▶ [Task requirements]
Restate each of the lines below word for word and drop every picture.
++++ Information provided
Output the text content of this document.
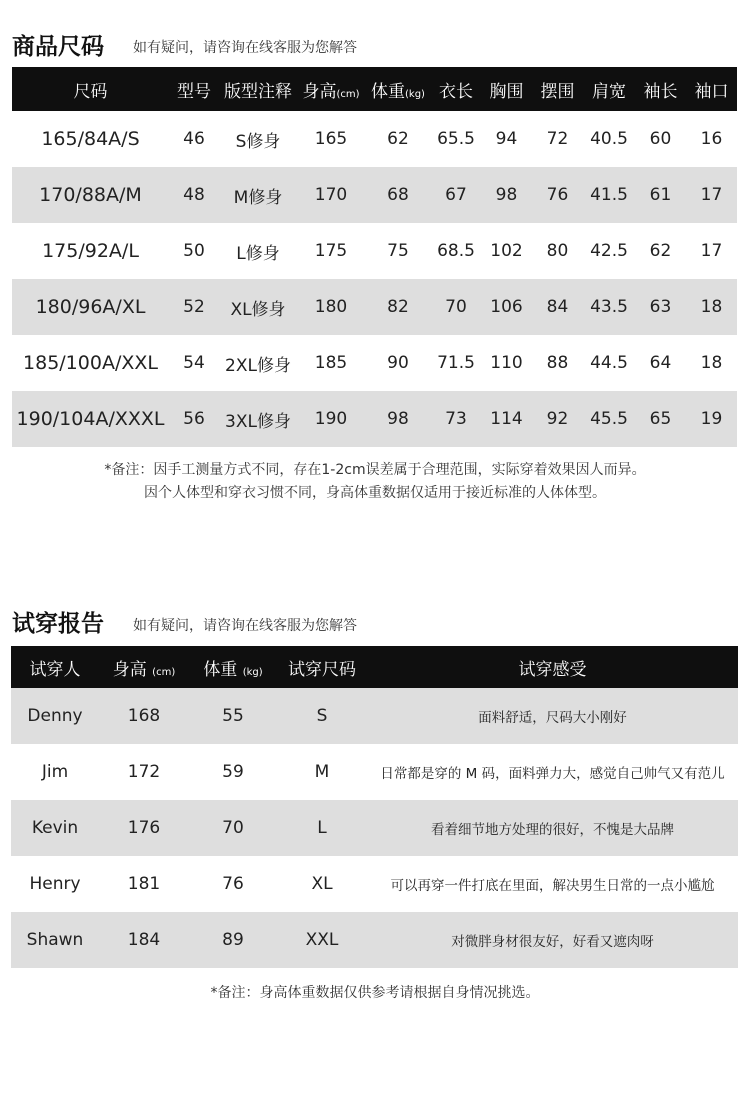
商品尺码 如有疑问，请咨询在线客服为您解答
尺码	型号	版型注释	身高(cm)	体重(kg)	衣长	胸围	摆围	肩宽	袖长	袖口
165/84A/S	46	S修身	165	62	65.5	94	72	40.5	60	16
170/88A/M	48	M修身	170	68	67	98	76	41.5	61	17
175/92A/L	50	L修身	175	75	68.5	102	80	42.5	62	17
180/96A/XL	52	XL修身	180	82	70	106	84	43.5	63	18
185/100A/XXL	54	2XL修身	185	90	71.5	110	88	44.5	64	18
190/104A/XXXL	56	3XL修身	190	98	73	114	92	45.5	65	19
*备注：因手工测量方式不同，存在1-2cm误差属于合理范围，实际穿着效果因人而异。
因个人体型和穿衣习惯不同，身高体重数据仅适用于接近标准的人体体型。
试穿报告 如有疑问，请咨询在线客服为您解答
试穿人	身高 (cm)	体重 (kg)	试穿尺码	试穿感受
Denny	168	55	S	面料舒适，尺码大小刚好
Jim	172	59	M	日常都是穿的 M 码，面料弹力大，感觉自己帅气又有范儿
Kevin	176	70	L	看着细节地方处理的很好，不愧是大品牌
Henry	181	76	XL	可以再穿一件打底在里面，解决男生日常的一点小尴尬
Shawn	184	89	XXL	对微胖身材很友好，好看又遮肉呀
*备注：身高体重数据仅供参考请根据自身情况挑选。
++++++++
▶ [The solution]
Output the text content of this document.
商品尺码 如有疑问，请咨询在线客服为您解答
尺码	型号	版型注释	身高(cm)	体重(kg)	衣长	胸围	摆围	肩宽	袖长	袖口
165/84A/S	46	S修身	165	62	65.5	94	72	40.5	60	16
170/88A/M	48	M修身	170	68	67	98	76	41.5	61	17
175/92A/L	50	L修身	175	75	68.5	102	80	42.5	62	17
180/96A/XL	52	XL修身	180	82	70	106	84	43.5	63	18
185/100A/XXL	54	2XL修身	185	90	71.5	110	88	44.5	64	18
190/104A/XXXL	56	3XL修身	190	98	73	114	92	45.5	65	19
*备注：因手工测量方式不同，存在1-2cm误差属于合理范围，实际穿着效果因人而异。
因个人体型和穿衣习惯不同，身高体重数据仅适用于接近标准的人体体型。
试穿报告 如有疑问，请咨询在线客服为您解答
试穿人	身高 (cm)	体重 (kg)	试穿尺码	试穿感受
Denny	168	55	S	面料舒适，尺码大小刚好
Jim	172	59	M	日常都是穿的 M 码，面料弹力大，感觉自己帅气又有范儿
Kevin	176	70	L	看着细节地方处理的很好，不愧是大品牌
Henry	181	76	XL	可以再穿一件打底在里面，解决男生日常的一点小尴尬
Shawn	184	89	XXL	对微胖身材很友好，好看又遮肉呀
*备注：身高体重数据仅供参考请根据自身情况挑选。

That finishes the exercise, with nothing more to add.